- **To be done**:
Each entry below should be reproduced character for character.

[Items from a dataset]
[start]

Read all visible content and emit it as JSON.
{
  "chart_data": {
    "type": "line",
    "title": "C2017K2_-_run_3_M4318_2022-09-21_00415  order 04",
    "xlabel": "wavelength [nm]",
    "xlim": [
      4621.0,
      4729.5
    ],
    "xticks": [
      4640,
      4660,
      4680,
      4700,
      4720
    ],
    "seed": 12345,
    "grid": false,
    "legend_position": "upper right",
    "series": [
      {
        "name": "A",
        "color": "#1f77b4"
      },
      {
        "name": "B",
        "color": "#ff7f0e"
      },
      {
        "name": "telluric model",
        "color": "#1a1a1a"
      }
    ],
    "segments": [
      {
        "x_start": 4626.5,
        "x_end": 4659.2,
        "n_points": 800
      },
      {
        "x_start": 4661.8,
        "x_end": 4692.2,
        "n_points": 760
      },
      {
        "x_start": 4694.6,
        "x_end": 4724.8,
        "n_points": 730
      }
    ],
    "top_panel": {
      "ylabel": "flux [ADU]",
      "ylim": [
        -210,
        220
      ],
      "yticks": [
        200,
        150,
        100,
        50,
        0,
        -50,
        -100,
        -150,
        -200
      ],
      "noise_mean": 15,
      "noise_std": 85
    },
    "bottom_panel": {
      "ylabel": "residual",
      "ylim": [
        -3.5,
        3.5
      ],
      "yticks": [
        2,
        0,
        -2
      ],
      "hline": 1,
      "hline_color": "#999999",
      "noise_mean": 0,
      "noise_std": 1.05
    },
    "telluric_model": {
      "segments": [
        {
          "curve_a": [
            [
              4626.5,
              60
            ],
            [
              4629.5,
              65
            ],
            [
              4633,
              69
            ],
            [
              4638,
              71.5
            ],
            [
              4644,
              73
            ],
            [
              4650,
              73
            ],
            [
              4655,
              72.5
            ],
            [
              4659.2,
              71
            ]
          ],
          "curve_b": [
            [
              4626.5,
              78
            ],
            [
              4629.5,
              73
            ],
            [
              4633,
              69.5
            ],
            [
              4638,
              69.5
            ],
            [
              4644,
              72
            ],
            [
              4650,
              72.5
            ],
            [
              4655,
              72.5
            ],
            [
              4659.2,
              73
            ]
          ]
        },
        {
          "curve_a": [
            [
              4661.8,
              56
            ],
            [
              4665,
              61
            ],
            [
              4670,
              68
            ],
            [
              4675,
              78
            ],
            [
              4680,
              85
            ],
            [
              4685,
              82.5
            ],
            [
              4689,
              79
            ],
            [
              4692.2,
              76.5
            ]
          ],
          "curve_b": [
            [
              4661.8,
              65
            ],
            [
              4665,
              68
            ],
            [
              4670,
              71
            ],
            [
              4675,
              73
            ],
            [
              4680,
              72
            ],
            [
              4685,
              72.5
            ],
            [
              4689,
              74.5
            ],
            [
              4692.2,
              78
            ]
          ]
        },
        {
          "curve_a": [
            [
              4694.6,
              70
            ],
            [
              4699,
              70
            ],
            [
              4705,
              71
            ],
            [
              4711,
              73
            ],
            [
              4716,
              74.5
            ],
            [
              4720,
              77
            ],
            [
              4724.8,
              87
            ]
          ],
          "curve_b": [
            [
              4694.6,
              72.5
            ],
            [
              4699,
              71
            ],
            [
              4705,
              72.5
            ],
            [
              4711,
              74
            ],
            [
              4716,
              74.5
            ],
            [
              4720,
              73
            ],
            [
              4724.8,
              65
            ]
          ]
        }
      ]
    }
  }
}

[end]

- **Task solution**:
Read all visible content and emit it as JSON.
{
  "chart_data": {
    "type": "line",
    "title": "C2017K2_-_run_3_M4318_2022-09-21_00415  order 04",
    "xlabel": "wavelength [nm]",
    "xlim": [
      4621.0,
      4729.5
    ],
    "xticks": [
      4640,
      4660,
      4680,
      4700,
      4720
    ],
    "seed": 12345,
    "grid": false,
    "legend_position": "upper right",
    "series": [
      {
        "name": "A",
        "color": "#1f77b4"
      },
      {
        "name": "B",
        "color": "#ff7f0e"
      },
      {
        "name": "telluric model",
        "color": "#1a1a1a"
      }
    ],
    "segments": [
      {
        "x_start": 4626.5,
        "x_end": 4659.2,
        "n_points": 800
      },
      {
        "x_start": 4661.8,
        "x_end": 4692.2,
        "n_points": 760
      },
      {
        "x_start": 4694.6,
        "x_end": 4724.8,
        "n_points": 730
      }
    ],
    "top_panel": {
      "ylabel": "flux [ADU]",
      "ylim": [
        -210,
        220
      ],
      "yticks": [
        200,
        150,
        100,
        50,
        0,
        -50,
        -100,
        -150,
        -200
      ],
      "noise_mean": 15,
      "noise_std": 85
    },
    "bottom_panel": {
      "ylabel": "residual",
      "ylim": [
        -3.5,
        3.5
      ],
      "yticks": [
        2,
        0,
        -2
      ],
      "hline": 1,
      "hline_color": "#999999",
      "noise_mean": 0,
      "noise_std": 1.05
    },
    "telluric_model": {
      "segments": [
        {
          "curve_a": [
            [
              4626.5,
              60
            ],
            [
              4629.5,
              65
            ],
            [
              4633,
              69
            ],
            [
              4638,
              71.5
            ],
            [
              4644,
              73
            ],
            [
              4650,
              73
            ],
            [
              4655,
              72.5
            ],
            [
              4659.2,
              71
            ]
          ],
          "curve_b": [
            [
              4626.5,
              78
            ],
            [
              4629.5,
              73
            ],
            [
              4633,
              69.5
            ],
            [
              4638,
              69.5
            ],
            [
              4644,
              72
            ],
            [
              4650,
              72.5
            ],
            [
              4655,
              72.5
            ],
            [
              4659.2,
              73
            ]
          ]
        },
        {
          "curve_a": [
            [
              4661.8,
              56
            ],
            [
              4665,
              61
            ],
            [
              4670,
              68
            ],
            [
              4675,
              78
            ],
            [
              4680,
              85
            ],
            [
              4685,
              82.5
            ],
            [
              4689,
              79
            ],
            [
              4692.2,
              76.5
            ]
          ],
          "curve_b": [
            [
              4661.8,
              65
            ],
            [
              4665,
              68
            ],
            [
              4670,
              71
            ],
            [
              4675,
              73
            ],
            [
              4680,
              72
            ],
            [
              4685,
              72.5
            ],
            [
              4689,
              74.5
            ],
            [
              4692.2,
              78
            ]
          ]
        },
        {
          "curve_a": [
            [
              4694.6,
              70
            ],
            [
              4699,
              70
            ],
            [
              4705,
              71
            ],
            [
              4711,
              73
            ],
            [
              4716,
              74.5
            ],
            [
              4720,
              77
            ],
            [
              4724.8,
              87
            ]
          ],
          "curve_b": [
            [
              4694.6,
              72.5
            ],
            [
              4699,
              71
            ],
            [
              4705,
              72.5
            ],
            [
              4711,
              74
            ],
            [
              4716,
              74.5
            ],
            [
              4720,
              73
            ],
            [
              4724.8,
              65
            ]
          ]
        }
      ]
    }
  }
}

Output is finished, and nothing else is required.